== 抜粋文

私はよく人から「君は江戸ッ子だな」といわれる。私の言語動作が東京人の特長を沢山持っているらしい。「江戸ッ子」の代名詞も、大正の末年まではなかなか羽振りのきいたものだが、近年では「江戸ッ子」を誇示する馬鹿者も殆どいなくなった。大正年代までの東京人は、「江戸ッ子」と呼ばれるのを得意にし、気前が好くて、任侠精神があって、人情の機微が判って──等々、好い事づくめの褒め言葉が並んだものだ。「江戸ッ子」の反対が田舎者で、田舎っぺと呼ばれるのが最大の侮蔑であったのも、「江戸ッ子」が尊敬される証拠であった。……が然し、「江戸ッ子」が物判りが好く、「田舎者」の愚昧な時世は三十年前に消えてしまって、今ではもう正統な意味の「江戸ッ子」がいなくなった。気前が好いのではなく、愚かな無駄使いが多いので、任侠といえば聞えは好いが、その実はお節介なおちょこちょい……私なぞも、二十歳前後には江戸ッ子らしく振舞う事に優越感を覚え、いくら寒くっても、メリヤスのシャツを着ずに我慢したり、そろばん玉の白木綿の三尺を乙に気取って朝湯に行き、手のつけられないような熱い湯の中へ我慢して入り、ゆで鮹のように赤くなって、
「江戸ッ子でえ」
と、やせ我慢を張ったものだ。どの一つを思い出しても、知性にもとづく行動はない。馬鹿々々しい見栄とやせ我慢に終始している。……

 ところどころ省略して引用したが、川口が作者として直接読者に話しかけていることがわかるだろう。菅野の役どころも「私」となっている。流れるような筆致で文意はとりにくいが、どうやら(一)三十年前と違い、現在の「江戸ッ子」は「正統」ではないこと(二)かつて「江戸ッ子」の内実を構成していた特質は、今や似て非なるものに変質していること(三)だから「私」は自分が「江戸ッ子」と呼ばれても得意にはなれないこと、の三点が述べられているようだ。だがこの後に続く箇所を読むと、冒頭部分にはもう少し深い意味が込められていることがわかってくる。この後川口は

地方から笈を負うて上京する田舎者の生活力の逞しさが、見栄坊の江戸ッ子人種を蹴飛ばし、地方人のねばりが人生の常道になって、脆弱な都会人は悉く失敗してしまった。私の恩人悟道軒円玉が深川の森下に住んでいたのは大正十二年の地震までで、震災後は浅草の三筋町に移って、悟道軒の面影はなくなってしまったが、その森下時代こそ、江戸ッ子の中の江戸ッ子らしい生活の最後の名残りといっても好かったであろう。

====
== 表示された情報

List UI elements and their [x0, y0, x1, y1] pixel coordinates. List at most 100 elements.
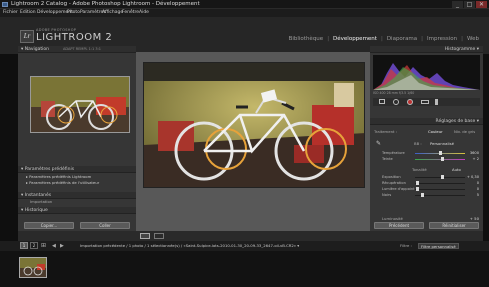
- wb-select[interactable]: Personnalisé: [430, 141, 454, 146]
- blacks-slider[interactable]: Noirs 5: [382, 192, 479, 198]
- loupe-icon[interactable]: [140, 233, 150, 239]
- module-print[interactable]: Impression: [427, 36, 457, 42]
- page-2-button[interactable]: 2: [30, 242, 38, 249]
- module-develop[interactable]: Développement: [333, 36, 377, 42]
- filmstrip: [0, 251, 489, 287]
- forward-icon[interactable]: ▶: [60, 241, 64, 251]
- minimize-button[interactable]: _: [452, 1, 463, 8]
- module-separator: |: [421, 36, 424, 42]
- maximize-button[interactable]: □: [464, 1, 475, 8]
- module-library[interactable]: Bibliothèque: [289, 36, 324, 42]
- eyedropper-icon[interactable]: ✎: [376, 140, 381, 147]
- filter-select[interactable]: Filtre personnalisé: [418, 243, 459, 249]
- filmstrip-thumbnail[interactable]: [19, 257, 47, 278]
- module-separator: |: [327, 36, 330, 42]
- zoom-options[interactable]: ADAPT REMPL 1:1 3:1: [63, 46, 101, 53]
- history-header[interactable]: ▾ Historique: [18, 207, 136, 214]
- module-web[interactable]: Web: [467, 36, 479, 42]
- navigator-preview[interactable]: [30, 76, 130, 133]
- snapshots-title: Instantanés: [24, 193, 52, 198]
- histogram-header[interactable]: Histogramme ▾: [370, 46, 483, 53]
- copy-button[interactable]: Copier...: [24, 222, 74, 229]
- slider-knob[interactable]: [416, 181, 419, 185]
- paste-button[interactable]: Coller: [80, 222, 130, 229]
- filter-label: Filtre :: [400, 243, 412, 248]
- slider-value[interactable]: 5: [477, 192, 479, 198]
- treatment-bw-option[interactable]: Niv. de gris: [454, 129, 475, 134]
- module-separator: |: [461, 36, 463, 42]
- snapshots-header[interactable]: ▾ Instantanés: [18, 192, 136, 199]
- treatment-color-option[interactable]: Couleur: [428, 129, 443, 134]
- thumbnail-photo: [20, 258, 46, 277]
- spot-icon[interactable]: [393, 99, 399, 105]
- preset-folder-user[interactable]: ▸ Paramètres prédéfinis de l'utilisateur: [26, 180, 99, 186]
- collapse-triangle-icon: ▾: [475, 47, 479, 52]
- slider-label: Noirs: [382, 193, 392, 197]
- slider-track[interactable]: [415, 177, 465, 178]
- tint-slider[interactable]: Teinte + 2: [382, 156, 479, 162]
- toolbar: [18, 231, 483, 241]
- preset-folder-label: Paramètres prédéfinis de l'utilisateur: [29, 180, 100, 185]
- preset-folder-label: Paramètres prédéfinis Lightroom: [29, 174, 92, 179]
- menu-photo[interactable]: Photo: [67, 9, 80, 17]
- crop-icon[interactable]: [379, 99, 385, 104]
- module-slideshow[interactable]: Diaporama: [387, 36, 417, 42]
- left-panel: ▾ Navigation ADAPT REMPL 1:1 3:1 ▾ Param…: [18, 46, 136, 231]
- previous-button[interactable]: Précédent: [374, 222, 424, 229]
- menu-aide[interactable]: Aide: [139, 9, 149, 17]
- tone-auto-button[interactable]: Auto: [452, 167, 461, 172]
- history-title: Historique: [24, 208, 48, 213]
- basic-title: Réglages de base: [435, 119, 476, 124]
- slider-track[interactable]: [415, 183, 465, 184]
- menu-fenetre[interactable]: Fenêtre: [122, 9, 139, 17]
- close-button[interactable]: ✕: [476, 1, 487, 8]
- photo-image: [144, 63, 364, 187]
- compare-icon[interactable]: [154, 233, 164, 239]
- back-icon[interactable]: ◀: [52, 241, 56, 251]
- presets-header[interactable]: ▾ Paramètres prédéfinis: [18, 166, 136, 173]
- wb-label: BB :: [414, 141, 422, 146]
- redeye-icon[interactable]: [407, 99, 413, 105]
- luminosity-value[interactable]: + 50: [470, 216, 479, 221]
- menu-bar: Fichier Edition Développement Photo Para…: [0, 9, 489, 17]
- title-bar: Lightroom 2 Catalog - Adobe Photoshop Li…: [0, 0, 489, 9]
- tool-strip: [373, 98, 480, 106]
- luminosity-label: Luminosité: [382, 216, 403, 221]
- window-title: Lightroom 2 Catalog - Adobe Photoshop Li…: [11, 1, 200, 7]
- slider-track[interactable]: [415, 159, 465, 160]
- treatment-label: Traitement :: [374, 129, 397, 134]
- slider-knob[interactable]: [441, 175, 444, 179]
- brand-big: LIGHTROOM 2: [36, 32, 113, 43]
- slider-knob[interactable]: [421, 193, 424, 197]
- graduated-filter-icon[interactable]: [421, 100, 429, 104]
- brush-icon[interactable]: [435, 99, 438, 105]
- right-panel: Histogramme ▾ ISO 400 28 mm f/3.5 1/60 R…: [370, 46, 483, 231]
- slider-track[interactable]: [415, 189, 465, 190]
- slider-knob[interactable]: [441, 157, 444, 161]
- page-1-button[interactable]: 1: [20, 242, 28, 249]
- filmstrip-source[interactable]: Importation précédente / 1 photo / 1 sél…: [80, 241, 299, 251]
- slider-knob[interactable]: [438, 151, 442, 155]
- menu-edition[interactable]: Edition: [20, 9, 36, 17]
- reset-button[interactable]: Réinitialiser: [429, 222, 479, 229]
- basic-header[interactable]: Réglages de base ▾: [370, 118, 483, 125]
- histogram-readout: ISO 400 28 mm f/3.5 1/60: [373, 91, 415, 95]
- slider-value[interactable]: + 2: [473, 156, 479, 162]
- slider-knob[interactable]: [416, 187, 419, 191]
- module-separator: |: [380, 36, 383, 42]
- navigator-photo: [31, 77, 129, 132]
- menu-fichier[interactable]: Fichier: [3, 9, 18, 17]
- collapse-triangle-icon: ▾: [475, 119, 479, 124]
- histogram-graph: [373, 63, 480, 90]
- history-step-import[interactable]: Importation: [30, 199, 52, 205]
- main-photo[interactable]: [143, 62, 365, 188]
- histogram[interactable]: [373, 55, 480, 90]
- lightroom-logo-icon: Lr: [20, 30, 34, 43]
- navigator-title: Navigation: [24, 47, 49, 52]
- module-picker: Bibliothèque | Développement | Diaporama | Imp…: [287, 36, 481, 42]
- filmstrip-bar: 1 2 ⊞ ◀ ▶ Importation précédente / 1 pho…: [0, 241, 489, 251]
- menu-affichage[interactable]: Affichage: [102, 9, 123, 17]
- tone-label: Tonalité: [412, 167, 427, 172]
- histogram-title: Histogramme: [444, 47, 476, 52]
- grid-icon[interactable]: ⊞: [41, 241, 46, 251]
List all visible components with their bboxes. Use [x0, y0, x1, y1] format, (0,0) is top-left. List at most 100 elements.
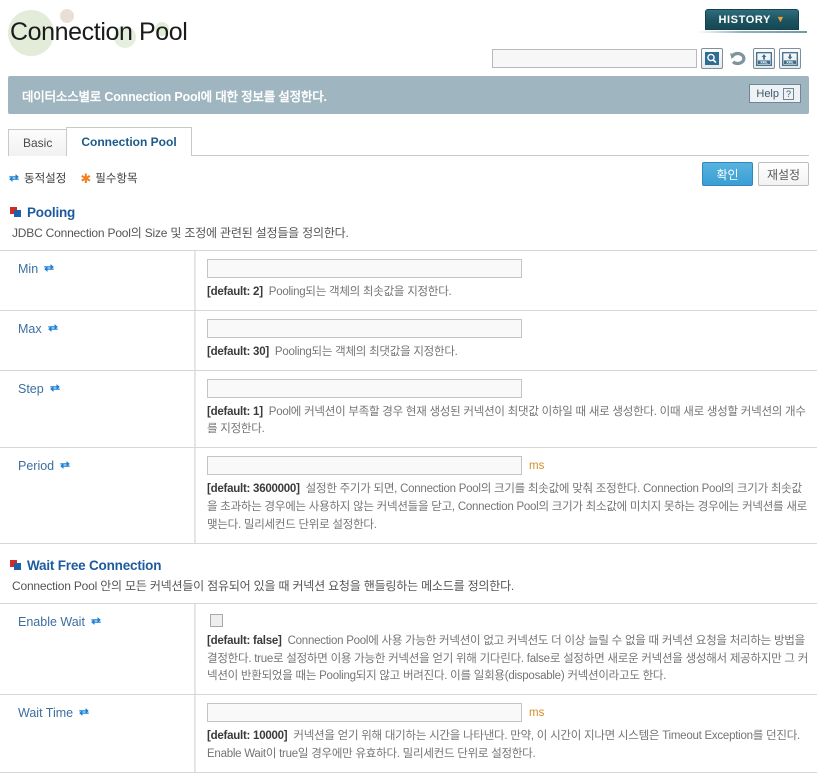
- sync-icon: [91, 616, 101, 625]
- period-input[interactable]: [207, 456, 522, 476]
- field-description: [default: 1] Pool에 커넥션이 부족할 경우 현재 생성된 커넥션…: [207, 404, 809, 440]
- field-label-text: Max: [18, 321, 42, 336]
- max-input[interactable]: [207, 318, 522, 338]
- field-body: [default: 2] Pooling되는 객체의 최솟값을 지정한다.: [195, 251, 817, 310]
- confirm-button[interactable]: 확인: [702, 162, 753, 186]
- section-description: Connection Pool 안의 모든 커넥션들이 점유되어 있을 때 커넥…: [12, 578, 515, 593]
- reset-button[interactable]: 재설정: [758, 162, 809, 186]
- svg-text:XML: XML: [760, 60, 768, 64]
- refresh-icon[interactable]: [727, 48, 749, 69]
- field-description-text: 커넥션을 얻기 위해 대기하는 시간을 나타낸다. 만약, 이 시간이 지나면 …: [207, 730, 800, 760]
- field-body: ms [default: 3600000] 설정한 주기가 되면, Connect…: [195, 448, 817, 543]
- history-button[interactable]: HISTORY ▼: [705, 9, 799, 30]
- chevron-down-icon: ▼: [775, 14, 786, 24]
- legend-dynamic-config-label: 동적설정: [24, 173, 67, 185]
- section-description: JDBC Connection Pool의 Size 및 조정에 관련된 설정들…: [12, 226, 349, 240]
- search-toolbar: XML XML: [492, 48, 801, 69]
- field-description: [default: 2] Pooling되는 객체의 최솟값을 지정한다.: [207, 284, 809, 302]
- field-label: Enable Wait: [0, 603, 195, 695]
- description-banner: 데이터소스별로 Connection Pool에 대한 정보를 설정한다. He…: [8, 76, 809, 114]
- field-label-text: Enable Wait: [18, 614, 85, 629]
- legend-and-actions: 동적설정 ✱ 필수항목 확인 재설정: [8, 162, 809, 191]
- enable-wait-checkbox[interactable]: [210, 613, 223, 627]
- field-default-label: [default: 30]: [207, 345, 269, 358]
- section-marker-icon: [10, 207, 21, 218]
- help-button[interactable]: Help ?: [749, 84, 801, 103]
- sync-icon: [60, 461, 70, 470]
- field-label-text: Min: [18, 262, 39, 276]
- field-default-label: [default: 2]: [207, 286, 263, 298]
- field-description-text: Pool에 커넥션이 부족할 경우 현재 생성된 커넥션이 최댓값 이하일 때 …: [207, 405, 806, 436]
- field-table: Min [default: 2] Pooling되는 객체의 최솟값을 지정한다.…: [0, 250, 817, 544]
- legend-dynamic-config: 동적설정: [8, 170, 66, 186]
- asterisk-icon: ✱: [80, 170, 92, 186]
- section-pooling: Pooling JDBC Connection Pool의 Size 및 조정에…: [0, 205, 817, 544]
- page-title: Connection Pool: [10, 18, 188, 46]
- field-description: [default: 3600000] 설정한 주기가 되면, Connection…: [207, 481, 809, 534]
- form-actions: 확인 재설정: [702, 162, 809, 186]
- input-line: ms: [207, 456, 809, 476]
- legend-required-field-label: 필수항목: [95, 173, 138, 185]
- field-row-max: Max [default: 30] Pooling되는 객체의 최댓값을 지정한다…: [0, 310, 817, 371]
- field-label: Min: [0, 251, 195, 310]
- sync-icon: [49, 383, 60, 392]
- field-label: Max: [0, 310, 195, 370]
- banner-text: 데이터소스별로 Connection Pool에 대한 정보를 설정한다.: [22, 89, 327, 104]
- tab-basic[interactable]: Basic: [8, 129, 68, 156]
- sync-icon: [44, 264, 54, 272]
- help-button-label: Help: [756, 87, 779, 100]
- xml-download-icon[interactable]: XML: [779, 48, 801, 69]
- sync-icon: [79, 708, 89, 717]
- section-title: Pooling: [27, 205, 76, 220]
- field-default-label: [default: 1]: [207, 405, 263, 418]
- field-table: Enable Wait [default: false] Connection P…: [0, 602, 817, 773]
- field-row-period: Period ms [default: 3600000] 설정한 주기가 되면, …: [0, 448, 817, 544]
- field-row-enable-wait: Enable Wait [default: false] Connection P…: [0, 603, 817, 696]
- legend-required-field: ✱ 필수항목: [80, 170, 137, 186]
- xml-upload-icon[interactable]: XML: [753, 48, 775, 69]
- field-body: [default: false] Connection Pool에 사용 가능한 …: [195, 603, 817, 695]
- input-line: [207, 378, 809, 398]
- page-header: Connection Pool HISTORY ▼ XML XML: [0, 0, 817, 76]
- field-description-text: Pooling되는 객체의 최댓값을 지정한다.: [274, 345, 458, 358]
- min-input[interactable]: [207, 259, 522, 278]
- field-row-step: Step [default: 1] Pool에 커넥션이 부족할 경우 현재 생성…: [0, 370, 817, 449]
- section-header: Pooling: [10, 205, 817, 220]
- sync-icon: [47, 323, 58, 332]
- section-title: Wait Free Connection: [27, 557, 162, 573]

====

→ **目標**:
a) 抜粋文から、「ところどころ省略して引用した」と「といっても好かったであろう。」のあいだを、両端の語句も含めて一字も変えずに書き出してください。
b) 抜粋文について、次の問いに答えてください。
(i) 大正年代までの東京人にとって、最大の侮蔑とされた呼ばれ方は何か。
(ii) 二十歳前後の「私」が、いくら寒くても着ずに我慢したものは何か。
(iii) 悟道軒円玉が大正十二年の地震まで住んでいた場所はどこか。
抜粋文に書かれていることだけを根拠にすること。

→ **各課題の解答**:
a)
ところどころ省略して引用したが、川口が作者として直接読者に話しかけていることがわかるだろう。菅野の役どころも「私」となっている。流れるような筆致で文意はとりにくいが、どうやら(一)三十年前と違い、現在の「江戸ッ子」は「正統」ではないこと(二)かつて「江戸ッ子」の内実を構成していた特質は、今や似て非なるものに変質していること(三)だから「私」は自分が「江戸ッ子」と呼ばれても得意にはなれないこと、の三点が述べられているようだ。だがこの後に続く箇所を読むと、冒頭部分にはもう少し深い意味が込められていることがわかってくる。この後川口は

地方から笈を負うて上京する田舎者の生活力の逞しさが、見栄坊の江戸ッ子人種を蹴飛ばし、地方人のねばりが人生の常道になって、脆弱な都会人は悉く失敗してしまった。私の恩人悟道軒円玉が深川の森下に住んでいたのは大正十二年の地震までで、震災後は浅草の三筋町に移って、悟道軒の面影はなくなってしまったが、その森下時代こそ、江戸ッ子の中の江戸ッ子らしい生活の最後の名残りといっても好かったであろう。

b)
(i) 田舎っぺ
(ii) メリヤスのシャツ
(iii) 深川の森下